======== Provided information

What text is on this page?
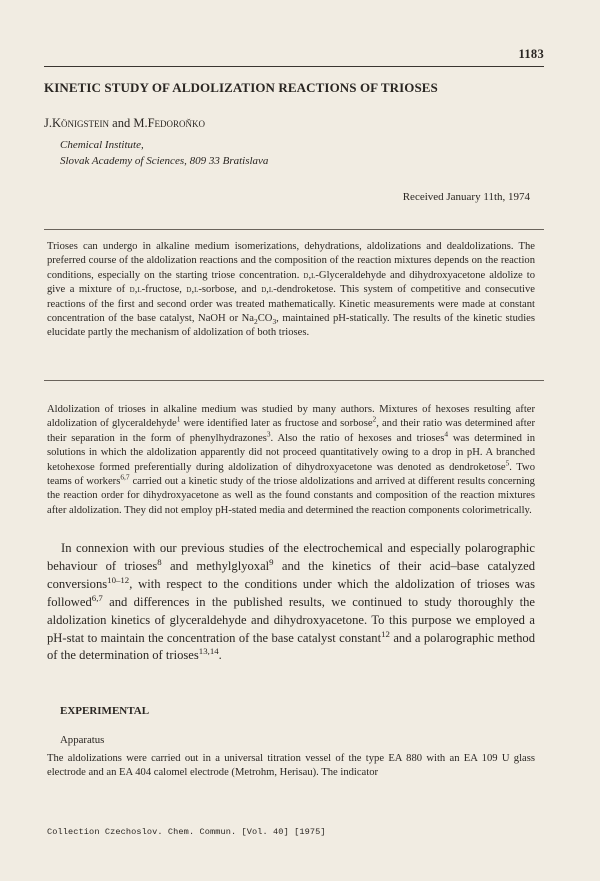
1183
KINETIC STUDY OF ALDOLIZATION REACTIONS OF TRIOSES
J.Königstein and M.Fedoroňko
Chemical Institute,
Slovak Academy of Sciences, 809 33 Bratislava
Received January 11th, 1974
Trioses can undergo in alkaline medium isomerizations, dehydrations, aldolizations and dealdolizations. The preferred course of the aldolization reactions and the composition of the reaction mixtures depends on the reaction conditions, especially on the starting triose concentration. d,l-Glyceraldehyde and dihydroxyacetone aldolize to give a mixture of d,l-fructose, d,l-sorbose, and d,l-dendroketose. This system of competitive and consecutive reactions of the first and second order was treated mathematically. Kinetic measurements were made at constant concentration of the base catalyst, NaOH or $Na_2CO_3$, maintained pH-statically. The results of the kinetic studies elucidate partly the mechanism of aldolization of both trioses.
Aldolization of trioses in alkaline medium was studied by many authors. Mixtures of hexoses resulting after aldolization of glyceraldehyde$^1$ were identified later as fructose and sorbose$^2$, and their ratio was determined after their separation in the form of phenylhydrazones$^3$. Also the ratio of hexoses and trioses$^4$ was determined in solutions in which the aldolization apparently did not proceed quantitatively owing to a drop in pH. A branched ketohexose formed preferentially during aldolization of dihydroxyacetone was denoted as dendroketose$^5$. Two teams of workers$^{6,7}$ carried out a kinetic study of the triose aldolizations and arrived at different results concerning the reaction order for dihydroxyacetone as well as the found constants and composition of the reaction mixtures after aldolization. They did not employ pH-stated media and determined the reaction components colorimetrically.
In connexion with our previous studies of the electrochemical and especially polarographic behaviour of trioses$^8$ and methylglyoxal$^9$ and the kinetics of their acid–base catalyzed conversions$^{10-12}$, with respect to the conditions under which the aldolization of trioses was followed$^{6,7}$ and differences in the published results, we continued to study thoroughly the aldolization kinetics of glyceraldehyde and dihydroxyacetone. To this purpose we employed a pH-stat to maintain the concentration of the base catalyst constant$^{12}$ and a polarographic method of the determination of trioses$^{13,14}$.
EXPERIMENTAL
Apparatus
The aldolizations were carried out in a universal titration vessel of the type EA 880 with an EA 109 U glass electrode and an EA 404 calomel electrode (Metrohm, Herisau). The indicator
Collection Czechoslov. Chem. Commun. [Vol. 40] [1975]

================

◆ Required work: For the records above, state how many lines include the string "carried", giving the number and nothing else.

◆ Result for this task: 2